Items from a figure collection:

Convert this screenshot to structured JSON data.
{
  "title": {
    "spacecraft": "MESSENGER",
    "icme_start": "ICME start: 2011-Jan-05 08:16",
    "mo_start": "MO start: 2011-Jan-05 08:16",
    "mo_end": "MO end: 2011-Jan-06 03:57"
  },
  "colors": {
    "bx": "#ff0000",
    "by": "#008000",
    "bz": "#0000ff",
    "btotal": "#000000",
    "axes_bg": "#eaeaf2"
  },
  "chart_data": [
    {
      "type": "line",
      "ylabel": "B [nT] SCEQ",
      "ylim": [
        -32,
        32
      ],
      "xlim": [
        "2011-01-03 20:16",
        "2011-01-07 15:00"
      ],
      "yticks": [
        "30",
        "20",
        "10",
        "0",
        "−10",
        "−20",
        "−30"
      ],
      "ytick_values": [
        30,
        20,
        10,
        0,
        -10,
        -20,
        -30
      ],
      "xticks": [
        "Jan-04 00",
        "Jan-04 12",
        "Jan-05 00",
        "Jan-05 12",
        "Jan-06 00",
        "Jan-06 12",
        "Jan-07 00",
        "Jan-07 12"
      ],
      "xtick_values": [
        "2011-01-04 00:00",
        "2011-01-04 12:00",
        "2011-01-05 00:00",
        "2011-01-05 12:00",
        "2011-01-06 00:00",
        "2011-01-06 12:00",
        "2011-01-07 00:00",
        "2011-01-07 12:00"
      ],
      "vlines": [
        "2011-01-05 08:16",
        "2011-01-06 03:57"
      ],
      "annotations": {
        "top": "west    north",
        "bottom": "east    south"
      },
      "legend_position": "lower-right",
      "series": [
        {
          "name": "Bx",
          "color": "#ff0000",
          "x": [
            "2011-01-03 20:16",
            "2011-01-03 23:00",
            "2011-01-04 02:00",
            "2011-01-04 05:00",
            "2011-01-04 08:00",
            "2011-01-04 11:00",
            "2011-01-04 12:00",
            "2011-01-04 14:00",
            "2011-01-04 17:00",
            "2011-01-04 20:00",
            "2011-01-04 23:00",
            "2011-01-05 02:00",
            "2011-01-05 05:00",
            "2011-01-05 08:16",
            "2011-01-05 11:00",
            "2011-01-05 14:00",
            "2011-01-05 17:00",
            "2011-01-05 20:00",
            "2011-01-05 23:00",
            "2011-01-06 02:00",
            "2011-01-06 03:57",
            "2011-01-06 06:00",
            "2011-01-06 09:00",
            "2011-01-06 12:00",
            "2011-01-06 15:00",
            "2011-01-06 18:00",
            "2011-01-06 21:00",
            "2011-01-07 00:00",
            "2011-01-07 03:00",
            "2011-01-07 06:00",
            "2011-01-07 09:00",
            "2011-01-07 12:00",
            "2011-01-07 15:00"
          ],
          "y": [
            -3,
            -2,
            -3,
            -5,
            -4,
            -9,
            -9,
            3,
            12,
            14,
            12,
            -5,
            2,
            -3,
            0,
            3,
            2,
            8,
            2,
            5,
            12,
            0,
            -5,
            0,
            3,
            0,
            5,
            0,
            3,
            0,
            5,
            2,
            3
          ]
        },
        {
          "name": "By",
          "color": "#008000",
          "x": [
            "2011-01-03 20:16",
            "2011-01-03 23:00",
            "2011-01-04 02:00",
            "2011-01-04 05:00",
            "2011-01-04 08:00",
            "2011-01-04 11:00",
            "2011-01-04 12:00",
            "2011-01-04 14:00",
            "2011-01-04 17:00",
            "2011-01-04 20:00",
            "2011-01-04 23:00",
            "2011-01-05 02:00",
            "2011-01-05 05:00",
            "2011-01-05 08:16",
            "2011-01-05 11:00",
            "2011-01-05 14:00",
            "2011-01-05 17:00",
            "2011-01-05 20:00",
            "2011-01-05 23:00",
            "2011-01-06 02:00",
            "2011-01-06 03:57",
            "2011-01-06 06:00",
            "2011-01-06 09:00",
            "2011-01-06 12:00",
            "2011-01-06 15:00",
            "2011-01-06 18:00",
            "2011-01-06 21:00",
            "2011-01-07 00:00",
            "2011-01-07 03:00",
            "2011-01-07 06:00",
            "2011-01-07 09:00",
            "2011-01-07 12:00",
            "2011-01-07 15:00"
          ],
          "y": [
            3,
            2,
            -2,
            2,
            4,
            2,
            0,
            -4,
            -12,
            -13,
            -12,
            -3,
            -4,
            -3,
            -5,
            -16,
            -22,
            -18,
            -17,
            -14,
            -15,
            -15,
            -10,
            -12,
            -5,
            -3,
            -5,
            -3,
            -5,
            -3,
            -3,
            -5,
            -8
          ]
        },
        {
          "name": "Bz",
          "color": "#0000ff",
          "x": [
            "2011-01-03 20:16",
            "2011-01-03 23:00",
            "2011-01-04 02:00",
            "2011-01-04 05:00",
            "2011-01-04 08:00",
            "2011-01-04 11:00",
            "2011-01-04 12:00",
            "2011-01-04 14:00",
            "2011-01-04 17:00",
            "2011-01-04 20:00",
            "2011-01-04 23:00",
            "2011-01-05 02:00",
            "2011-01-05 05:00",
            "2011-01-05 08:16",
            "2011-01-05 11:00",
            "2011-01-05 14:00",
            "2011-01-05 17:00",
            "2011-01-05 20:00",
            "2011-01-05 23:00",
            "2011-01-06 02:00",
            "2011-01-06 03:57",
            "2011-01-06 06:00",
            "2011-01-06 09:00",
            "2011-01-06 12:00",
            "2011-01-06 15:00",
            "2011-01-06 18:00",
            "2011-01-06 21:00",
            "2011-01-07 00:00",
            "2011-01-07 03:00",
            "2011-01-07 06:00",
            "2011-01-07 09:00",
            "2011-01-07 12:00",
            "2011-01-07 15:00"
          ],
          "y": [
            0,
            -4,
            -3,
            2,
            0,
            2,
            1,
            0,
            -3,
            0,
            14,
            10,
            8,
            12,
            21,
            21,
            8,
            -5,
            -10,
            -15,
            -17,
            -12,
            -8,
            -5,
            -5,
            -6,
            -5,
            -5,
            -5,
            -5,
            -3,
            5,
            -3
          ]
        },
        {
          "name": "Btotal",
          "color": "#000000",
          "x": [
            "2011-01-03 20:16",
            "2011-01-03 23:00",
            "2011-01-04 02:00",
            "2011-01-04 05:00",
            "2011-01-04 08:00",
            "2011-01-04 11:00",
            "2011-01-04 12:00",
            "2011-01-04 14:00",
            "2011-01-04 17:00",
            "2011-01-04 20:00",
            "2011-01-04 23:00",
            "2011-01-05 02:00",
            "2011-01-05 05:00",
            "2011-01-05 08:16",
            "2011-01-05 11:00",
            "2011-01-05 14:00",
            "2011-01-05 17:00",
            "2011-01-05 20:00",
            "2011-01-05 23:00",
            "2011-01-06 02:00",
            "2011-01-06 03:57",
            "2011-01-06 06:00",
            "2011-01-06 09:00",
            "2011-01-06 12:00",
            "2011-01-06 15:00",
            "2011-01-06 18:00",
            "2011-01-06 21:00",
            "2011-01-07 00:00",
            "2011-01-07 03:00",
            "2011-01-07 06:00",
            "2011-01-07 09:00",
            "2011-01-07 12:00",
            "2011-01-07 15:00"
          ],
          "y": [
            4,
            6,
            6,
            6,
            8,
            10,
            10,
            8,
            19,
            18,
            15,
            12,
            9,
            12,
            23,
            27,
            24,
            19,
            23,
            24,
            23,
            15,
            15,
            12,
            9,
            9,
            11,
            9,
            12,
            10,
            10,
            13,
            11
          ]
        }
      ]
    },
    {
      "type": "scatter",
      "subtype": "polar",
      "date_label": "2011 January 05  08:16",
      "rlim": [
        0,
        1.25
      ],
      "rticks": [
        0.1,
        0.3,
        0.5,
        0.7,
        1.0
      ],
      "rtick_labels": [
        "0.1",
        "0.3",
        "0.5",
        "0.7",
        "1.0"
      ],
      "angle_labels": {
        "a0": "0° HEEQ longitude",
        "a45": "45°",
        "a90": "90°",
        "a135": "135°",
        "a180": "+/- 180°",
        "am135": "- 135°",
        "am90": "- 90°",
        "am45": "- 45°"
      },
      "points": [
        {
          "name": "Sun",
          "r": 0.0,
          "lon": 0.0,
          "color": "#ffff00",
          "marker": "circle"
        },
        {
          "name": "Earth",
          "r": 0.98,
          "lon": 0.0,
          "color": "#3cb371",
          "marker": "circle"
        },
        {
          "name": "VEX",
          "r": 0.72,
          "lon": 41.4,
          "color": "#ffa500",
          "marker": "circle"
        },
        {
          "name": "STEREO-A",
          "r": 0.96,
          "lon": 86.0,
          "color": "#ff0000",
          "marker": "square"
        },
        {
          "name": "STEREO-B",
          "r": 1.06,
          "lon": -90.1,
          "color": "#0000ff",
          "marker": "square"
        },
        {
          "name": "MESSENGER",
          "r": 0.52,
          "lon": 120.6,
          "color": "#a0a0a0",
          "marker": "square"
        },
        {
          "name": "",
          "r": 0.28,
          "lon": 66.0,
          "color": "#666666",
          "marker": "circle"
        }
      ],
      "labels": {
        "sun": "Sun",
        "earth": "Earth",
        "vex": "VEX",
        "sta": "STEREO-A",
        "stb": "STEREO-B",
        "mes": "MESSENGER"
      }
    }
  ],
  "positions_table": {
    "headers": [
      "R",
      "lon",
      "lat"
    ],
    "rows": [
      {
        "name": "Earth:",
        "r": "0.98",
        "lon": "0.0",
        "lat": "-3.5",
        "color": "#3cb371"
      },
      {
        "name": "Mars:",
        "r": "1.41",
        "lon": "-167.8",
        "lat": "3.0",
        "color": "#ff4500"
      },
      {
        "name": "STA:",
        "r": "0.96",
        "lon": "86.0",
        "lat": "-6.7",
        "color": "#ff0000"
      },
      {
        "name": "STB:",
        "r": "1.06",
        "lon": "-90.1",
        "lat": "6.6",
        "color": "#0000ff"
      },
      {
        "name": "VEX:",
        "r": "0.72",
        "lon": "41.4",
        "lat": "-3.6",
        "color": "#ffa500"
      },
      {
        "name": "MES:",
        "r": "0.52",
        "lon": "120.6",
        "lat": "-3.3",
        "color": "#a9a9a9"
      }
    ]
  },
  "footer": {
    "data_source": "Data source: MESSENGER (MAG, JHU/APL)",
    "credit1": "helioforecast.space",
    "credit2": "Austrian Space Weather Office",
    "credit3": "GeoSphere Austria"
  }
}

## Your objective
Going through the entries above line by line, work out how many lines include the word "STEREO". Only the number is required.

## Solution to this task
4